Gather every line holding the string "favorite".

**EXERCISE DATA**
━━━━━━━━

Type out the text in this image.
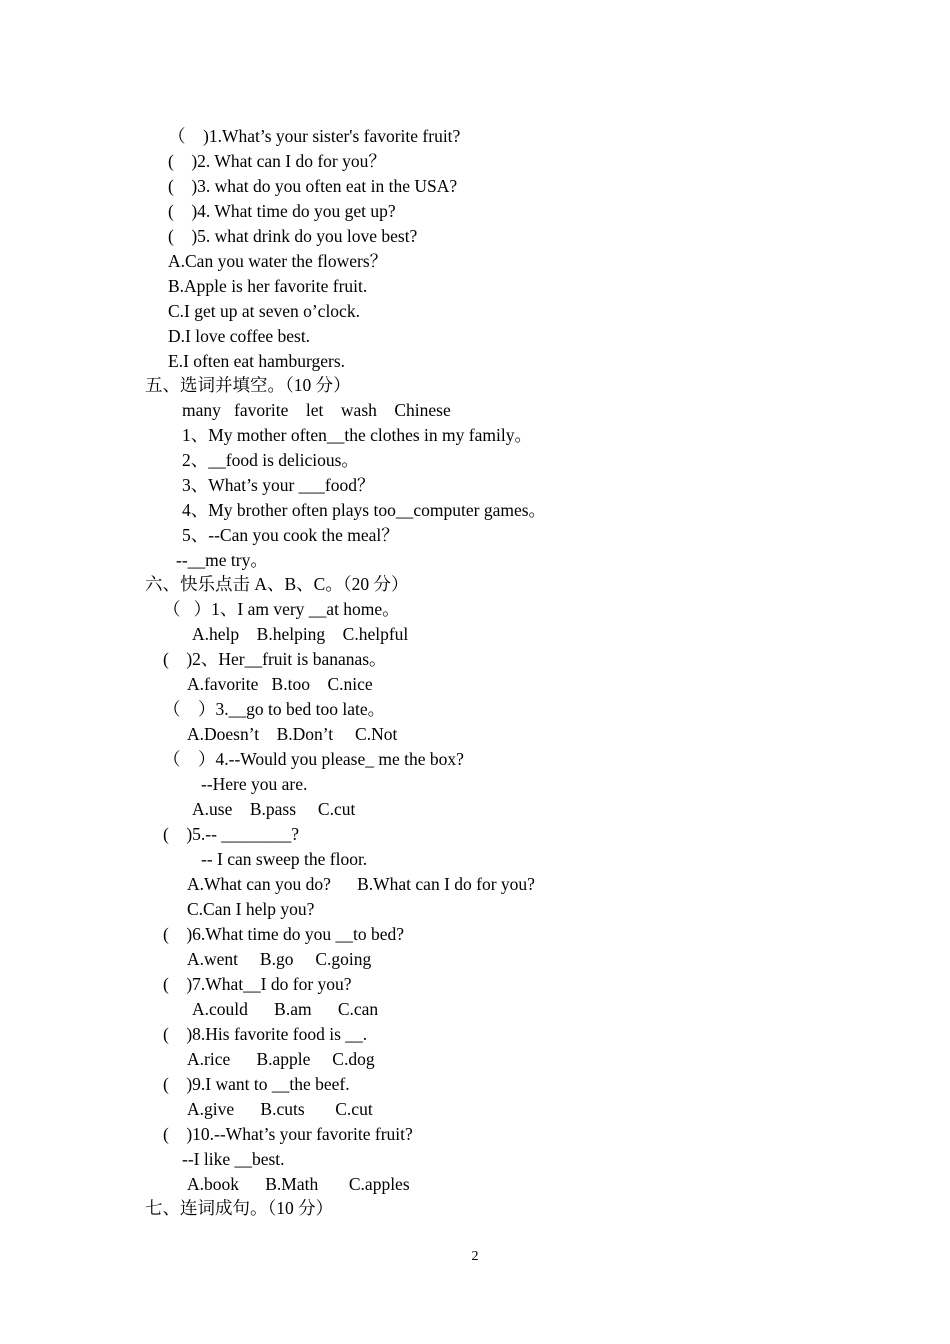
（    )1.What’s your sister's favorite fruit?
(    )2. What can I do for you？
(    )3. what do you often eat in the USA?
(    )4. What time do you get up?
(    )5. what drink do you love best?
A.Can you water the flowers？
B.Apple is her favorite fruit.
C.I get up at seven o’clock.
D.I love coffee best.
E.I often eat hamburgers.
五、选词并填空。（10 分）
many   favorite    let    wash    Chinese
1、My mother often__the clothes in my family。
2、__food is delicious。
3、What’s your ___food？
4、My brother often plays too__computer games。
5、--Can you cook the meal？
--__me try。
六、快乐点击 A、B、C。（20 分）
（   ）1、I am very __at home。
A.help    B.helping    C.helpful
(    )2、Her__fruit is bananas。
A.favorite   B.too    C.nice
（    ）3.__go to bed too late。
A.Doesn’t    B.Don’t     C.Not
（    ）4.--Would you please_ me the box?
--Here you are.
A.use    B.pass     C.cut
(    )5.-- ________?
-- I can sweep the floor.
A.What can you do?      B.What can I do for you?
C.Can I help you?
(    )6.What time do you __to bed?
A.went     B.go     C.going
(    )7.What__I do for you?
A.could      B.am      C.can
(    )8.His favorite food is __.
A.rice      B.apple     C.dog
(    )9.I want to __the beef.
A.give      B.cuts       C.cut
(    )10.--What’s your favorite fruit?
--I like __best.
A.book      B.Math       C.apples
七、连词成句。（10 分）
2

━━━━━━━━

**FINISHED ANSWER**
（    )1.What’s your sister's favorite fruit?
B.Apple is her favorite fruit.
many   favorite    let    wash    Chinese
A.favorite   B.too    C.nice
(    )8.His favorite food is __.
(    )10.--What’s your favorite fruit?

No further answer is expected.